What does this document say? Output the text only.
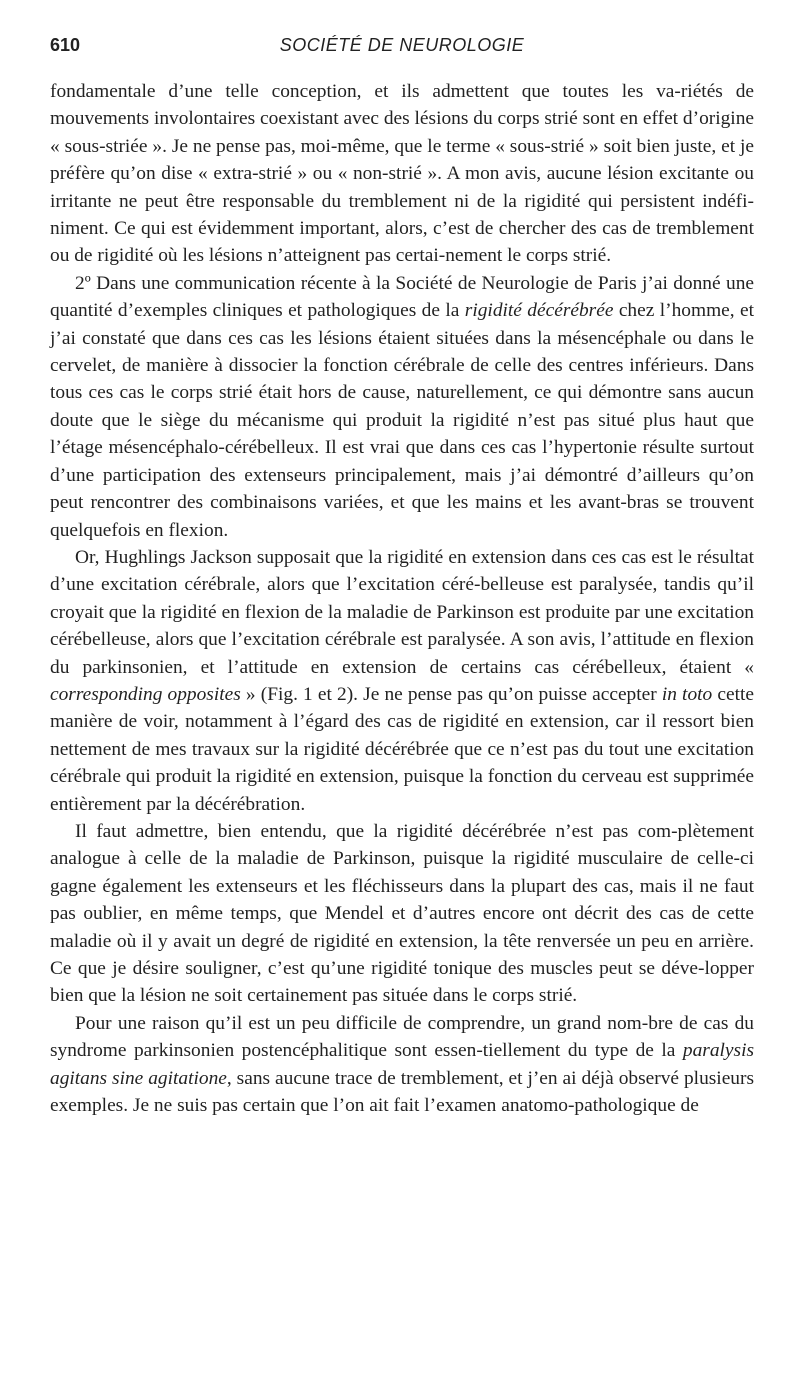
610	SOCIÉTÉ DE NEUROLOGIE

fondamentale d’une telle conception, et ils admettent que toutes les va-riétés de mouvements involontaires coexistant avec des lésions du corps strié sont en effet d’origine « sous-striée ». Je ne pense pas, moi-même, que le terme « sous-strié » soit bien juste, et je préfère qu’on dise « extra-strié » ou « non-strié ». A mon avis, aucune lésion excitante ou irritante ne peut être responsable du tremblement ni de la rigidité qui persistent indéfi-niment. Ce qui est évidemment important, alors, c’est de chercher des cas de tremblement ou de rigidité où les lésions n’atteignent pas certai-nement le corps strié.

2º Dans une communication récente à la Société de Neurologie de Paris j’ai donné une quantité d’exemples cliniques et pathologiques de la rigidité décérébrée chez l’homme, et j’ai constaté que dans ces cas les lésions étaient situées dans la mésencéphale ou dans le cervelet, de manière à dissocier la fonction cérébrale de celle des centres inférieurs. Dans tous ces cas le corps strié était hors de cause, naturellement, ce qui démontre sans aucun doute que le siège du mécanisme qui produit la rigidité n’est pas situé plus haut que l’étage mésencéphalo-cérébelleux. Il est vrai que dans ces cas l’hypertonie résulte surtout d’une participation des extenseurs principalement, mais j’ai démontré d’ailleurs qu’on peut rencontrer des combinaisons variées, et que les mains et les avant-bras se trouvent quelquefois en flexion.

Or, Hughlings Jackson supposait que la rigidité en extension dans ces cas est le résultat d’une excitation cérébrale, alors que l’excitation céré-belleuse est paralysée, tandis qu’il croyait que la rigidité en flexion de la maladie de Parkinson est produite par une excitation cérébelleuse, alors que l’excitation cérébrale est paralysée. A son avis, l’attitude en flexion du parkinsonien, et l’attitude en extension de certains cas cérébelleux, étaient « corresponding opposites » (Fig. 1 et 2). Je ne pense pas qu’on puisse accepter in toto cette manière de voir, notamment à l’égard des cas de rigidité en extension, car il ressort bien nettement de mes travaux sur la rigidité décérébrée que ce n’est pas du tout une excitation cérébrale qui produit la rigidité en extension, puisque la fonction du cerveau est supprimée entièrement par la décérébration.

Il faut admettre, bien entendu, que la rigidité décérébrée n’est pas com-plètement analogue à celle de la maladie de Parkinson, puisque la rigidité musculaire de celle-ci gagne également les extenseurs et les fléchisseurs dans la plupart des cas, mais il ne faut pas oublier, en même temps, que Mendel et d’autres encore ont décrit des cas de cette maladie où il y avait un degré de rigidité en extension, la tête renversée un peu en arrière. Ce que je désire souligner, c’est qu’une rigidité tonique des muscles peut se déve-lopper bien que la lésion ne soit certainement pas située dans le corps strié.

Pour une raison qu’il est un peu difficile de comprendre, un grand nom-bre de cas du syndrome parkinsonien postencéphalitique sont essen-tiellement du type de la paralysis agitans sine agitatione, sans aucune trace de tremblement, et j’en ai déjà observé plusieurs exemples. Je ne suis pas certain que l’on ait fait l’examen anatomo-pathologique de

* * * * * * *

• _Written exercise_: Pictures are to be left out; repeat all the remaining data exactly.

• _Reply_:
What does this document say? Output the text only.
610	SOCIÉTÉ DE NEUROLOGIE

fondamentale d’une telle conception, et ils admettent que toutes les va-riétés de mouvements involontaires coexistant avec des lésions du corps strié sont en effet d’origine « sous-striée ». Je ne pense pas, moi-même, que le terme « sous-strié » soit bien juste, et je préfère qu’on dise « extra-strié » ou « non-strié ». A mon avis, aucune lésion excitante ou irritante ne peut être responsable du tremblement ni de la rigidité qui persistent indéfi-niment. Ce qui est évidemment important, alors, c’est de chercher des cas de tremblement ou de rigidité où les lésions n’atteignent pas certai-nement le corps strié.

2º Dans une communication récente à la Société de Neurologie de Paris j’ai donné une quantité d’exemples cliniques et pathologiques de la rigidité décérébrée chez l’homme, et j’ai constaté que dans ces cas les lésions étaient situées dans la mésencéphale ou dans le cervelet, de manière à dissocier la fonction cérébrale de celle des centres inférieurs. Dans tous ces cas le corps strié était hors de cause, naturellement, ce qui démontre sans aucun doute que le siège du mécanisme qui produit la rigidité n’est pas situé plus haut que l’étage mésencéphalo-cérébelleux. Il est vrai que dans ces cas l’hypertonie résulte surtout d’une participation des extenseurs principalement, mais j’ai démontré d’ailleurs qu’on peut rencontrer des combinaisons variées, et que les mains et les avant-bras se trouvent quelquefois en flexion.

Or, Hughlings Jackson supposait que la rigidité en extension dans ces cas est le résultat d’une excitation cérébrale, alors que l’excitation céré-belleuse est paralysée, tandis qu’il croyait que la rigidité en flexion de la maladie de Parkinson est produite par une excitation cérébelleuse, alors que l’excitation cérébrale est paralysée. A son avis, l’attitude en flexion du parkinsonien, et l’attitude en extension de certains cas cérébelleux, étaient « corresponding opposites » (Fig. 1 et 2). Je ne pense pas qu’on puisse accepter in toto cette manière de voir, notamment à l’égard des cas de rigidité en extension, car il ressort bien nettement de mes travaux sur la rigidité décérébrée que ce n’est pas du tout une excitation cérébrale qui produit la rigidité en extension, puisque la fonction du cerveau est supprimée entièrement par la décérébration.

Il faut admettre, bien entendu, que la rigidité décérébrée n’est pas com-plètement analogue à celle de la maladie de Parkinson, puisque la rigidité musculaire de celle-ci gagne également les extenseurs et les fléchisseurs dans la plupart des cas, mais il ne faut pas oublier, en même temps, que Mendel et d’autres encore ont décrit des cas de cette maladie où il y avait un degré de rigidité en extension, la tête renversée un peu en arrière. Ce que je désire souligner, c’est qu’une rigidité tonique des muscles peut se déve-lopper bien que la lésion ne soit certainement pas située dans le corps strié.

Pour une raison qu’il est un peu difficile de comprendre, un grand nom-bre de cas du syndrome parkinsonien postencéphalitique sont essen-tiellement du type de la paralysis agitans sine agitatione, sans aucune trace de tremblement, et j’en ai déjà observé plusieurs exemples. Je ne suis pas certain que l’on ait fait l’examen anatomo-pathologique de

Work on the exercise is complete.